→ **Given passage**
September 7, 2025 at 1:00 am

“The more wonderful the means of communication, the more trivial, tawdry, or depressing its contents seemed to be”*…

… a little harsh, perhaps– but, as Mane Kara-Yakoubian reports, all-too-consonant with the results of a major new study of news participation around the world…

A massive cross-cultural study reported a 12% decline in overall news participation—including liking, sharing, and commenting on social media, and discussing news offline—a trend spanning 46 countries between 2015 to 2022. This research was published in New Media & Society.

“I was interested in news participation because in recent years many have expressed concerns about dark forms of participation, such as the sharing of ‘fake news’. Yet, what we see on social media isn’t a representative sample of reality,” said Sacha Altay (@Sacha_Altay), a postdoctoral researcher at the University of Zürich in the department of political science. “For instance, we know that a small group of very active and vocal internet users drive most forms of dark participation online. I wanted to understand general trends in participation beyond these potentially unusual and unrepresentative cases.”

The research team used data from the Digital News Report surveys conducted by YouGov and its partners, which encompassed responses from 577,859 individuals across 46 countries over an eight-year period. These surveys were designed to be nationally representative, with quotas for age, gender, region, and, in some cases, education and political orientation…

“The main takeaway is that in many countries, news participation is declining,” explained Altay. “For example, people report sharing, commenting, or liking news on social media less. This decline is not only confined to online spaces: people also report talking less about the news in face-to-face interactions with their friends or colleagues. The only form of participation that has increased is news sharing via private messaging applications such as WhatsApp.”

→ **Data for review**
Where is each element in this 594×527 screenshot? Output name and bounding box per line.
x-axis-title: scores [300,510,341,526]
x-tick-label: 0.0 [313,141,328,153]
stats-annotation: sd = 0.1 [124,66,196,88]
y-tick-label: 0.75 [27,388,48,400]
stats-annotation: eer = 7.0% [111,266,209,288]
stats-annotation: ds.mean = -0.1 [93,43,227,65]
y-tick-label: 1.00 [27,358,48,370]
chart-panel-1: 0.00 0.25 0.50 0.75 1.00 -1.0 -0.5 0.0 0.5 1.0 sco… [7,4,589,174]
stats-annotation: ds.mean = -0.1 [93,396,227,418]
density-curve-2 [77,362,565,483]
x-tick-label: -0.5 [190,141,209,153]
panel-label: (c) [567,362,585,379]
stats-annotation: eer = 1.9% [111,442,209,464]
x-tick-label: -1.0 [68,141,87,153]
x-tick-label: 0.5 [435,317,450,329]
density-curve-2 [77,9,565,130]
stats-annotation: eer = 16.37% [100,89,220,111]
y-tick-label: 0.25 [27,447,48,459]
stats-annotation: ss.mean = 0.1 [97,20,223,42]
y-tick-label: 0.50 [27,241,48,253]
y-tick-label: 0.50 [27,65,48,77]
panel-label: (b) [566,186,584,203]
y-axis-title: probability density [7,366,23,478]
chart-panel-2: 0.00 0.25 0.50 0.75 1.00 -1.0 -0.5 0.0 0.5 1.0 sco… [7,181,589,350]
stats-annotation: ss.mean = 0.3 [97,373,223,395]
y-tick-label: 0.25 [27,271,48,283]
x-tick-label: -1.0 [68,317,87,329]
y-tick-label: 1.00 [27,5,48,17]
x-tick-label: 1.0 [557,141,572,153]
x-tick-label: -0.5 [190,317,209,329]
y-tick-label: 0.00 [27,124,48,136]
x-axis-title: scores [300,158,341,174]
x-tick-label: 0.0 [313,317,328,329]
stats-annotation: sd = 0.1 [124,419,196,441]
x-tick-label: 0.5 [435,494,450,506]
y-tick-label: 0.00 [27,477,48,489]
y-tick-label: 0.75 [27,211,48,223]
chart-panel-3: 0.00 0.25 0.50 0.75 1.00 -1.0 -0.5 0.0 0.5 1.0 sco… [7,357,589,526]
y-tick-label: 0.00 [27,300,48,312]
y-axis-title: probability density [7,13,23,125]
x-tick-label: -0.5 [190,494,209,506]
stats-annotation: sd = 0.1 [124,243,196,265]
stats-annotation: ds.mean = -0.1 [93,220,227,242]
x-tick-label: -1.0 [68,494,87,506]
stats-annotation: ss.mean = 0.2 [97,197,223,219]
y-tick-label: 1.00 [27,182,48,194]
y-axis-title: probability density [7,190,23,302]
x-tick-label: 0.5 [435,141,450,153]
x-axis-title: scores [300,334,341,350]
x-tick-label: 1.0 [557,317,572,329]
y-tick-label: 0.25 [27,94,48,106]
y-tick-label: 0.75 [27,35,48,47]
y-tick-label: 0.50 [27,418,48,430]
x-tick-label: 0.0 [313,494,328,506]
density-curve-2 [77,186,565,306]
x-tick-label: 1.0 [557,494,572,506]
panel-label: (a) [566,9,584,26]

→ **Assignment**
Rewrite the stretch from "September 7, 2025" through "Media & Society." in the passage on news participation, putting "news engagement" everywhere "news participation" appears.

→ **Response to the task**
September 7, 2025 at 1:00 am

“The more wonderful the means of communication, the more trivial, tawdry, or depressing its contents seemed to be”*…

… a little harsh, perhaps– but, as Mane Kara-Yakoubian reports, all-too-consonant with the results of a major new study of news engagement around the world…

A massive cross-cultural study reported a 12% decline in overall news engagement—including liking, sharing, and commenting on social media, and discussing news offline—a trend spanning 46 countries between 2015 to 2022. This research was published in New Media & Society.